• **Exercise brief**
Produce an exact transcription of the listing below, omitting the pictures.

• **Dataset**
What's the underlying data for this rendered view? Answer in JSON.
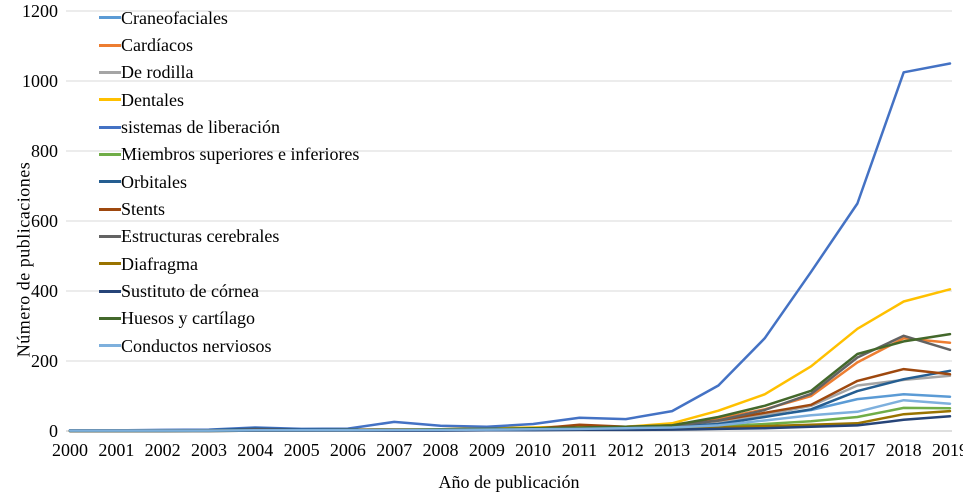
{
  "chart_data": {
    "type": "line",
    "title": "",
    "xlabel": "Año de publicación",
    "ylabel": "Número de publicaciones",
    "x": [
      2000,
      2001,
      2002,
      2003,
      2004,
      2005,
      2006,
      2007,
      2008,
      2009,
      2010,
      2011,
      2012,
      2013,
      2014,
      2015,
      2016,
      2017,
      2018,
      2019
    ],
    "y_ticks": [
      0,
      200,
      400,
      600,
      800,
      1000,
      1200
    ],
    "ylim": [
      0,
      1200
    ],
    "grid": "horizontal",
    "legend_position": "inside-top-left",
    "series": [
      {
        "name": "Craneofaciales",
        "color": "#5B9BD5",
        "values": [
          2,
          1,
          1,
          2,
          5,
          4,
          3,
          4,
          4,
          5,
          7,
          10,
          12,
          14,
          25,
          42,
          60,
          91,
          105,
          98
        ]
      },
      {
        "name": "Cardíacos",
        "color": "#ED7D31",
        "values": [
          1,
          1,
          1,
          2,
          3,
          3,
          4,
          5,
          5,
          6,
          9,
          13,
          12,
          18,
          35,
          62,
          100,
          196,
          265,
          252
        ]
      },
      {
        "name": "De rodilla",
        "color": "#A5A5A5",
        "values": [
          1,
          1,
          1,
          1,
          2,
          2,
          3,
          3,
          4,
          5,
          6,
          8,
          10,
          13,
          26,
          46,
          72,
          130,
          146,
          158
        ]
      },
      {
        "name": "Dentales",
        "color": "#FFC000",
        "values": [
          0,
          0,
          1,
          1,
          2,
          2,
          3,
          4,
          5,
          8,
          10,
          13,
          12,
          22,
          58,
          105,
          185,
          292,
          370,
          405
        ]
      },
      {
        "name": "sistemas de liberación",
        "color": "#4472C4",
        "values": [
          2,
          2,
          3,
          4,
          10,
          6,
          7,
          26,
          15,
          12,
          20,
          38,
          34,
          57,
          130,
          265,
          455,
          650,
          1025,
          1050
        ]
      },
      {
        "name": "Miembros superiores e inferiores",
        "color": "#70AD47",
        "values": [
          0,
          0,
          0,
          1,
          1,
          1,
          2,
          2,
          2,
          3,
          4,
          5,
          6,
          8,
          14,
          20,
          28,
          40,
          66,
          65
        ]
      },
      {
        "name": "Orbitales",
        "color": "#255E91",
        "values": [
          1,
          1,
          1,
          2,
          7,
          4,
          3,
          4,
          3,
          4,
          5,
          8,
          10,
          12,
          20,
          40,
          62,
          114,
          148,
          172
        ]
      },
      {
        "name": "Stents",
        "color": "#9E480E",
        "values": [
          1,
          1,
          1,
          1,
          3,
          2,
          2,
          3,
          3,
          4,
          6,
          18,
          12,
          16,
          30,
          52,
          75,
          143,
          177,
          162
        ]
      },
      {
        "name": "Estructuras cerebrales",
        "color": "#636363",
        "values": [
          0,
          0,
          0,
          1,
          1,
          1,
          2,
          2,
          3,
          4,
          5,
          8,
          10,
          14,
          30,
          60,
          106,
          210,
          272,
          232
        ]
      },
      {
        "name": "Diafragma",
        "color": "#997300",
        "values": [
          0,
          0,
          0,
          0,
          1,
          1,
          1,
          2,
          2,
          2,
          3,
          4,
          5,
          6,
          10,
          14,
          18,
          22,
          48,
          57
        ]
      },
      {
        "name": "Sustituto de córnea",
        "color": "#264478",
        "values": [
          0,
          0,
          0,
          0,
          1,
          1,
          1,
          1,
          1,
          2,
          2,
          3,
          3,
          4,
          6,
          8,
          12,
          16,
          32,
          42
        ]
      },
      {
        "name": "Huesos y cartílago",
        "color": "#43682B",
        "values": [
          1,
          1,
          1,
          1,
          2,
          2,
          3,
          4,
          5,
          6,
          8,
          10,
          12,
          16,
          40,
          72,
          115,
          220,
          256,
          277
        ]
      },
      {
        "name": "Conductos nerviosos",
        "color": "#7EB0DD",
        "values": [
          1,
          1,
          1,
          1,
          2,
          2,
          2,
          3,
          3,
          4,
          5,
          6,
          8,
          10,
          16,
          30,
          45,
          55,
          88,
          78
        ]
      }
    ]
  },
  "colors": {
    "grid": "#D9D9D9",
    "axis_line": "#BFBFBF",
    "text": "#000000",
    "background": "#FFFFFF"
  }
}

• **Expected answer**
What's the underlying data for this rendered view? Answer in JSON.
{
  "chart_data": {
    "type": "line",
    "title": "",
    "xlabel": "Año de publicación",
    "ylabel": "Número de publicaciones",
    "x": [
      2000,
      2001,
      2002,
      2003,
      2004,
      2005,
      2006,
      2007,
      2008,
      2009,
      2010,
      2011,
      2012,
      2013,
      2014,
      2015,
      2016,
      2017,
      2018,
      2019
    ],
    "y_ticks": [
      0,
      200,
      400,
      600,
      800,
      1000,
      1200
    ],
    "ylim": [
      0,
      1200
    ],
    "grid": "horizontal",
    "legend_position": "inside-top-left",
    "series": [
      {
        "name": "Craneofaciales",
        "color": "#5B9BD5",
        "values": [
          2,
          1,
          1,
          2,
          5,
          4,
          3,
          4,
          4,
          5,
          7,
          10,
          12,
          14,
          25,
          42,
          60,
          91,
          105,
          98
        ]
      },
      {
        "name": "Cardíacos",
        "color": "#ED7D31",
        "values": [
          1,
          1,
          1,
          2,
          3,
          3,
          4,
          5,
          5,
          6,
          9,
          13,
          12,
          18,
          35,
          62,
          100,
          196,
          265,
          252
        ]
      },
      {
        "name": "De rodilla",
        "color": "#A5A5A5",
        "values": [
          1,
          1,
          1,
          1,
          2,
          2,
          3,
          3,
          4,
          5,
          6,
          8,
          10,
          13,
          26,
          46,
          72,
          130,
          146,
          158
        ]
      },
      {
        "name": "Dentales",
        "color": "#FFC000",
        "values": [
          0,
          0,
          1,
          1,
          2,
          2,
          3,
          4,
          5,
          8,
          10,
          13,
          12,
          22,
          58,
          105,
          185,
          292,
          370,
          405
        ]
      },
      {
        "name": "sistemas de liberación",
        "color": "#4472C4",
        "values": [
          2,
          2,
          3,
          4,
          10,
          6,
          7,
          26,
          15,
          12,
          20,
          38,
          34,
          57,
          130,
          265,
          455,
          650,
          1025,
          1050
        ]
      },
      {
        "name": "Miembros superiores e inferiores",
        "color": "#70AD47",
        "values": [
          0,
          0,
          0,
          1,
          1,
          1,
          2,
          2,
          2,
          3,
          4,
          5,
          6,
          8,
          14,
          20,
          28,
          40,
          66,
          65
        ]
      },
      {
        "name": "Orbitales",
        "color": "#255E91",
        "values": [
          1,
          1,
          1,
          2,
          7,
          4,
          3,
          4,
          3,
          4,
          5,
          8,
          10,
          12,
          20,
          40,
          62,
          114,
          148,
          172
        ]
      },
      {
        "name": "Stents",
        "color": "#9E480E",
        "values": [
          1,
          1,
          1,
          1,
          3,
          2,
          2,
          3,
          3,
          4,
          6,
          18,
          12,
          16,
          30,
          52,
          75,
          143,
          177,
          162
        ]
      },
      {
        "name": "Estructuras cerebrales",
        "color": "#636363",
        "values": [
          0,
          0,
          0,
          1,
          1,
          1,
          2,
          2,
          3,
          4,
          5,
          8,
          10,
          14,
          30,
          60,
          106,
          210,
          272,
          232
        ]
      },
      {
        "name": "Diafragma",
        "color": "#997300",
        "values": [
          0,
          0,
          0,
          0,
          1,
          1,
          1,
          2,
          2,
          2,
          3,
          4,
          5,
          6,
          10,
          14,
          18,
          22,
          48,
          57
        ]
      },
      {
        "name": "Sustituto de córnea",
        "color": "#264478",
        "values": [
          0,
          0,
          0,
          0,
          1,
          1,
          1,
          1,
          1,
          2,
          2,
          3,
          3,
          4,
          6,
          8,
          12,
          16,
          32,
          42
        ]
      },
      {
        "name": "Huesos y cartílago",
        "color": "#43682B",
        "values": [
          1,
          1,
          1,
          1,
          2,
          2,
          3,
          4,
          5,
          6,
          8,
          10,
          12,
          16,
          40,
          72,
          115,
          220,
          256,
          277
        ]
      },
      {
        "name": "Conductos nerviosos",
        "color": "#7EB0DD",
        "values": [
          1,
          1,
          1,
          1,
          2,
          2,
          2,
          3,
          3,
          4,
          5,
          6,
          8,
          10,
          16,
          30,
          45,
          55,
          88,
          78
        ]
      }
    ]
  },
  "colors": {
    "grid": "#D9D9D9",
    "axis_line": "#BFBFBF",
    "text": "#000000",
    "background": "#FFFFFF"
  }
}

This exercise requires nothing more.